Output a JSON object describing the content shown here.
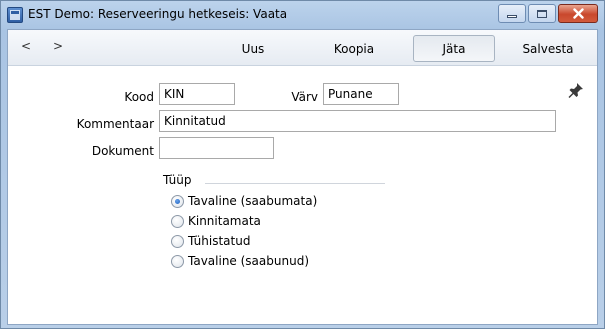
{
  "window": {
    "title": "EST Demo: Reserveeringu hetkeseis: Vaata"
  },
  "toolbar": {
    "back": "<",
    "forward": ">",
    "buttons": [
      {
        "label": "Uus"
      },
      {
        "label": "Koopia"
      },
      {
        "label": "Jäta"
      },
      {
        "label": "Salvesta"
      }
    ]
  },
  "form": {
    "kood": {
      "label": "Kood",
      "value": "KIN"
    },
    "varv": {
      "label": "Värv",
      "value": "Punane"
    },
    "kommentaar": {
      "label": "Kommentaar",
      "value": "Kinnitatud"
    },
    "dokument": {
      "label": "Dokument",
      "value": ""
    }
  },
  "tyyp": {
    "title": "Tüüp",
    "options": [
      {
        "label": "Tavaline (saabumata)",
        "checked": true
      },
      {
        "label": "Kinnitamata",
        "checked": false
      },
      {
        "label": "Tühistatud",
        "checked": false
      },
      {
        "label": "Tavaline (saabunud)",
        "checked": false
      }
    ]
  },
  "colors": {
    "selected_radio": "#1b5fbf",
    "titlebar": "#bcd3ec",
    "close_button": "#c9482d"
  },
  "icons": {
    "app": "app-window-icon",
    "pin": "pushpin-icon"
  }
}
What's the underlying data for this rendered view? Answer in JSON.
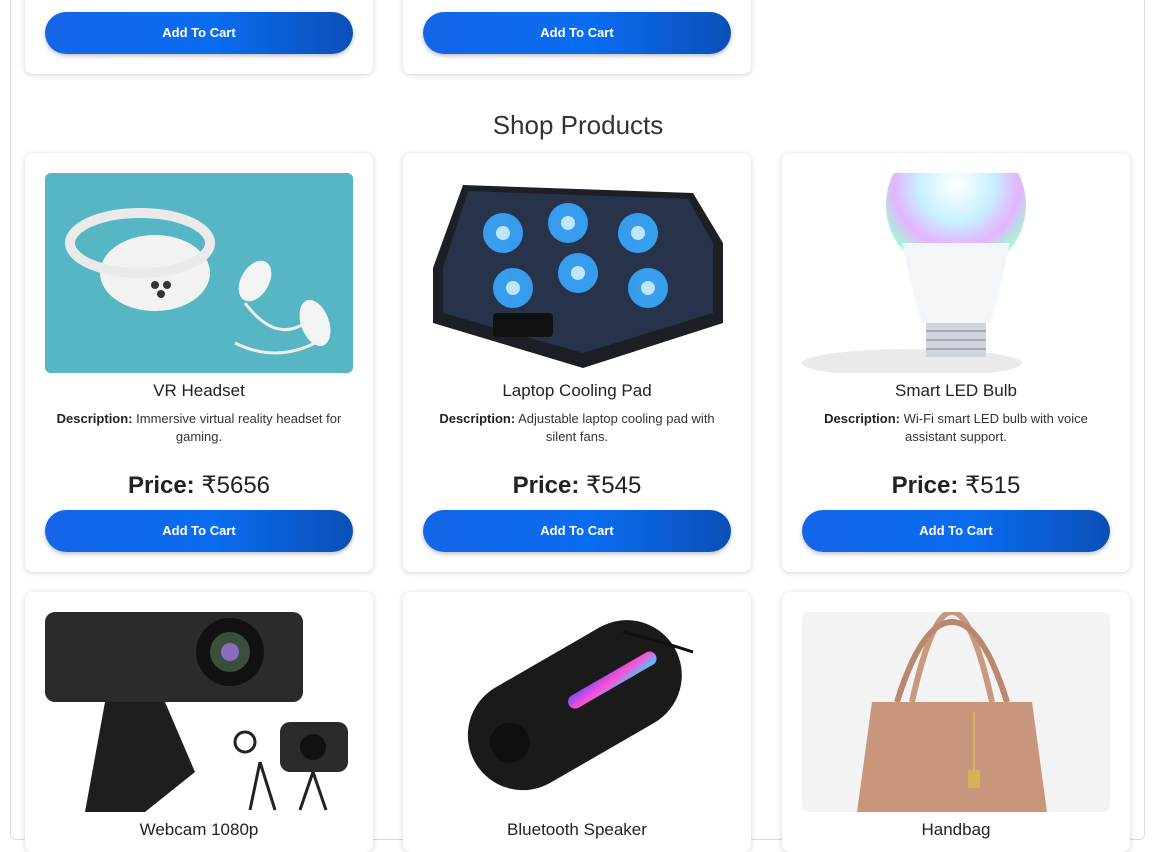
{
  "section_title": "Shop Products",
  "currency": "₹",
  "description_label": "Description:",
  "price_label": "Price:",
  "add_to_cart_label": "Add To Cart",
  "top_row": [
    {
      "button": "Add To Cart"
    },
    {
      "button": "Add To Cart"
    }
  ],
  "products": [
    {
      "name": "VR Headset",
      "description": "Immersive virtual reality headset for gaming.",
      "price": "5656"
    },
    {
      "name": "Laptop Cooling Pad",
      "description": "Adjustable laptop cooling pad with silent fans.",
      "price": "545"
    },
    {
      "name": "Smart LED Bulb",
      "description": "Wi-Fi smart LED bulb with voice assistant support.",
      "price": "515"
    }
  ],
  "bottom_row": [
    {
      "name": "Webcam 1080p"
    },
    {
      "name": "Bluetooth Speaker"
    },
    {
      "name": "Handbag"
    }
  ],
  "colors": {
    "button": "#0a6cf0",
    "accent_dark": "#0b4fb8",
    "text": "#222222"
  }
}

---

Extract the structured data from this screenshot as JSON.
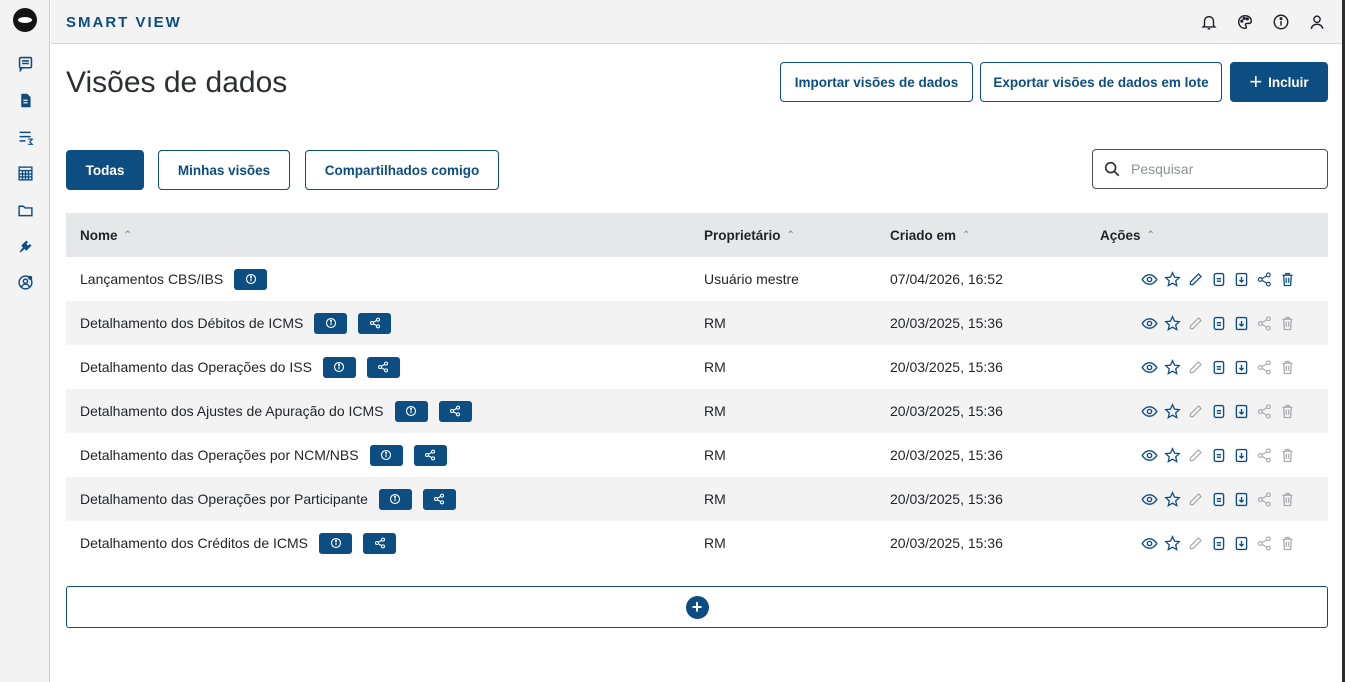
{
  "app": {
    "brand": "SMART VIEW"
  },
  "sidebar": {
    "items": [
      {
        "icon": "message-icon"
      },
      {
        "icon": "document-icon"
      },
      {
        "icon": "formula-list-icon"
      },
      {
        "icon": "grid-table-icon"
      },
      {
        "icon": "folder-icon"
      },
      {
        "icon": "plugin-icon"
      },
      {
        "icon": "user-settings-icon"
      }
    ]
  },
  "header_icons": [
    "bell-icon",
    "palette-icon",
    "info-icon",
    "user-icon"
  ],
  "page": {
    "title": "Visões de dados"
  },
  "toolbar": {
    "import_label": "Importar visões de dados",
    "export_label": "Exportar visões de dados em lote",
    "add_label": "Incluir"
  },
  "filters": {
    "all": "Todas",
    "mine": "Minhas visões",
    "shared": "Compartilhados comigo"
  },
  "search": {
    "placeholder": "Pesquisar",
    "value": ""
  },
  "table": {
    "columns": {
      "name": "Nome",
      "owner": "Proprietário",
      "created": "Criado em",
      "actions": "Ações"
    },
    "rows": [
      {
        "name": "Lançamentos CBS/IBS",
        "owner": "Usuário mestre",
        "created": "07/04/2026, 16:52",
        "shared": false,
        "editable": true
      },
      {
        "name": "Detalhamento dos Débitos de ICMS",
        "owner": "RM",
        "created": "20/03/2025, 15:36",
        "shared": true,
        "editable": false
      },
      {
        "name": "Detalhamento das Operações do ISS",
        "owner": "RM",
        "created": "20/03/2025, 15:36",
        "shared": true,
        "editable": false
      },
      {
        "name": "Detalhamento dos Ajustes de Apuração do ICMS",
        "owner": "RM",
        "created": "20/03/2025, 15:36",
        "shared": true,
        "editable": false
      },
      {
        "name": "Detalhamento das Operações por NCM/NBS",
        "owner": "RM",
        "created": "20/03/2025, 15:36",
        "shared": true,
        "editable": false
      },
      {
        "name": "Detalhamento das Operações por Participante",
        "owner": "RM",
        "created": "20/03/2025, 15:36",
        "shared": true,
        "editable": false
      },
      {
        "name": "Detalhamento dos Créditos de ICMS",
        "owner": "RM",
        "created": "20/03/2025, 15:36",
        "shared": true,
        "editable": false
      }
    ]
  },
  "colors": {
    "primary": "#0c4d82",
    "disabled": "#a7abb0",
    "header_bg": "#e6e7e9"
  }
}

[DIRECTIVE]
Look through the lines above and collect those with the word "ICMS".

[OUTPUT FOR THIS EXERCISE]
        "name": "Detalhamento dos Débitos de ICMS",
        "name": "Detalhamento dos Ajustes de Apuração do ICMS",
        "name": "Detalhamento dos Créditos de ICMS",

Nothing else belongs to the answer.